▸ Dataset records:
►
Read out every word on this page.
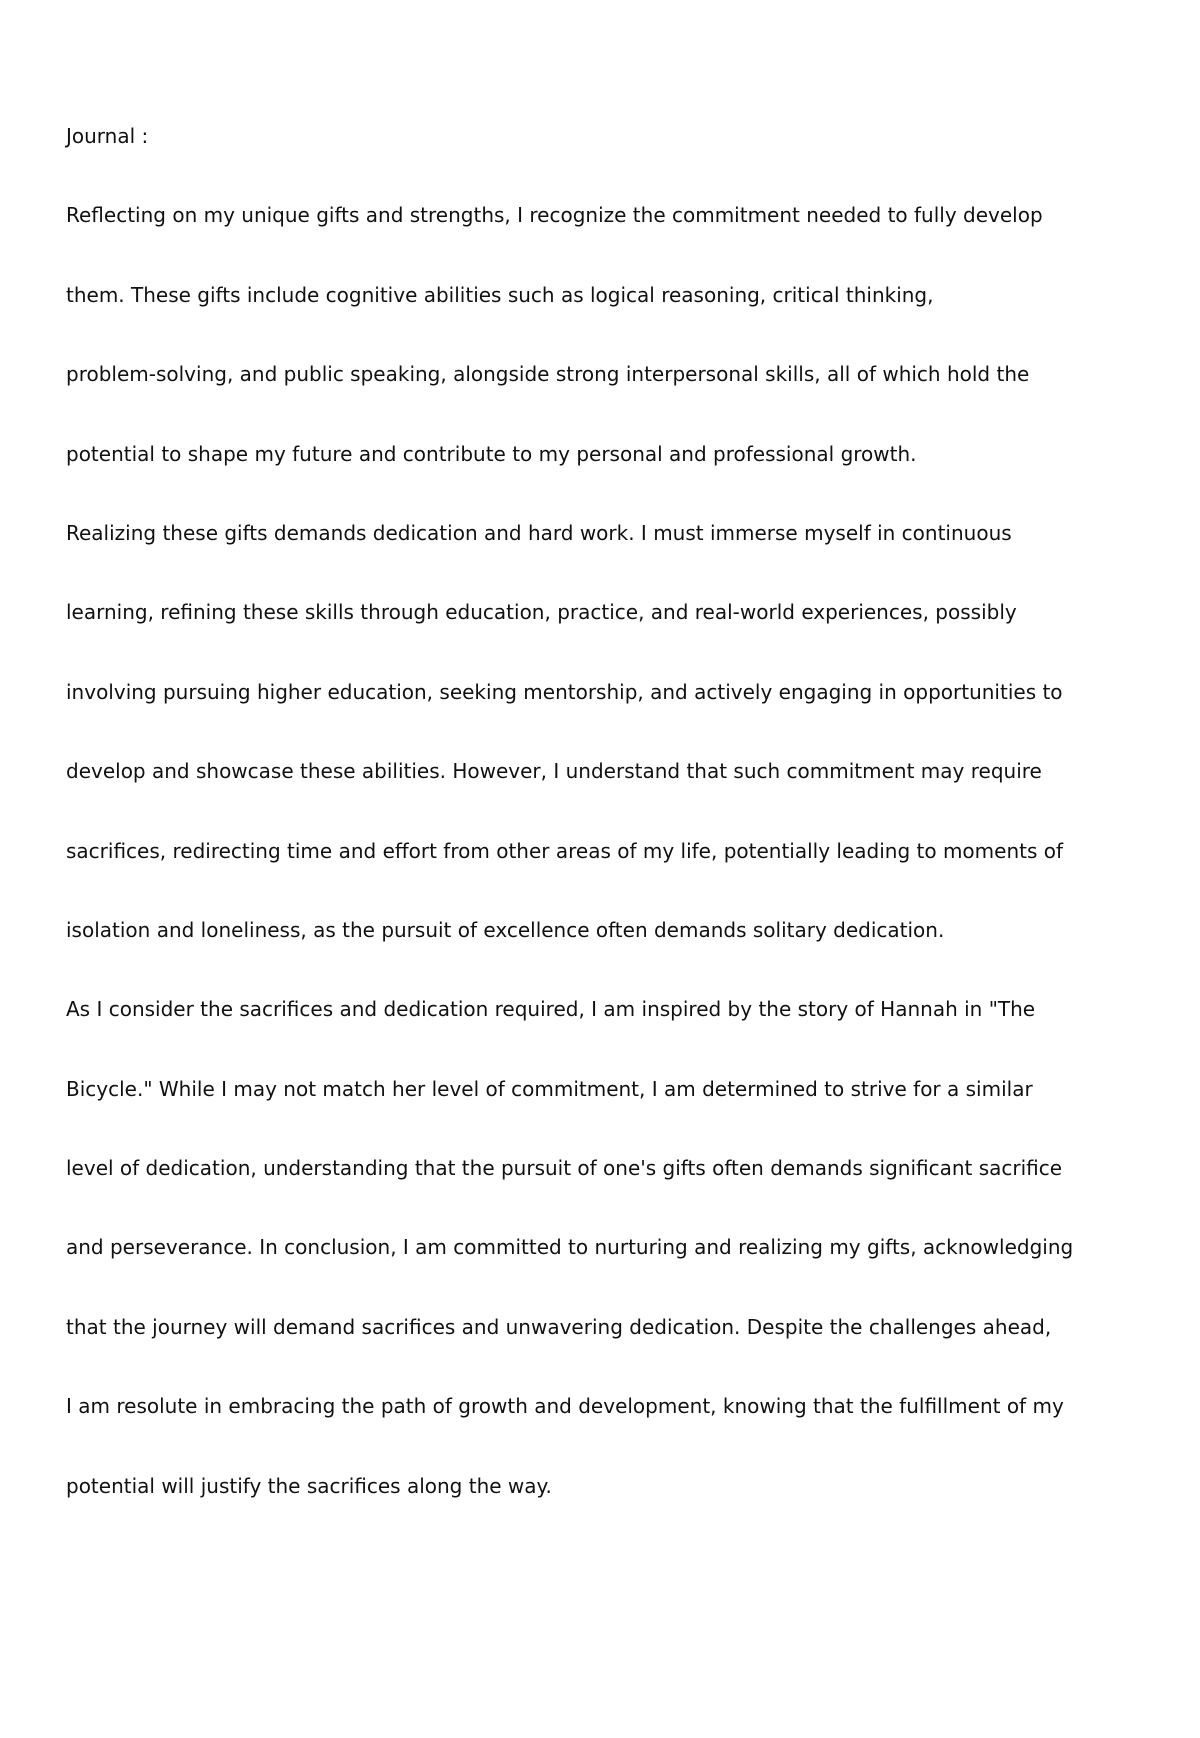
Journal :
Reflecting on my unique gifts and strengths, I recognize the commitment needed to fully develop
them. These gifts include cognitive abilities such as logical reasoning, critical thinking,
problem-solving, and public speaking, alongside strong interpersonal skills, all of which hold the
potential to shape my future and contribute to my personal and professional growth.
Realizing these gifts demands dedication and hard work. I must immerse myself in continuous
learning, refining these skills through education, practice, and real-world experiences, possibly
involving pursuing higher education, seeking mentorship, and actively engaging in opportunities to
develop and showcase these abilities. However, I understand that such commitment may require
sacrifices, redirecting time and effort from other areas of my life, potentially leading to moments of
isolation and loneliness, as the pursuit of excellence often demands solitary dedication.
As I consider the sacrifices and dedication required, I am inspired by the story of Hannah in "The
Bicycle." While I may not match her level of commitment, I am determined to strive for a similar
level of dedication, understanding that the pursuit of one's gifts often demands significant sacrifice
and perseverance. In conclusion, I am committed to nurturing and realizing my gifts, acknowledging
that the journey will demand sacrifices and unwavering dedication. Despite the challenges ahead,
I am resolute in embracing the path of growth and development, knowing that the fulfillment of my
potential will justify the sacrifices along the way.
◄
▸ The exercise: Every record must be copied exactly, with the pictures left out.

▸ Finished answer:
Read out every word on this page.
Journal :
Reflecting on my unique gifts and strengths, I recognize the commitment needed to fully develop
them. These gifts include cognitive abilities such as logical reasoning, critical thinking,
problem-solving, and public speaking, alongside strong interpersonal skills, all of which hold the
potential to shape my future and contribute to my personal and professional growth.
Realizing these gifts demands dedication and hard work. I must immerse myself in continuous
learning, refining these skills through education, practice, and real-world experiences, possibly
involving pursuing higher education, seeking mentorship, and actively engaging in opportunities to
develop and showcase these abilities. However, I understand that such commitment may require
sacrifices, redirecting time and effort from other areas of my life, potentially leading to moments of
isolation and loneliness, as the pursuit of excellence often demands solitary dedication.
As I consider the sacrifices and dedication required, I am inspired by the story of Hannah in "The
Bicycle." While I may not match her level of commitment, I am determined to strive for a similar
level of dedication, understanding that the pursuit of one's gifts often demands significant sacrifice
and perseverance. In conclusion, I am committed to nurturing and realizing my gifts, acknowledging
that the journey will demand sacrifices and unwavering dedication. Despite the challenges ahead,
I am resolute in embracing the path of growth and development, knowing that the fulfillment of my
potential will justify the sacrifices along the way.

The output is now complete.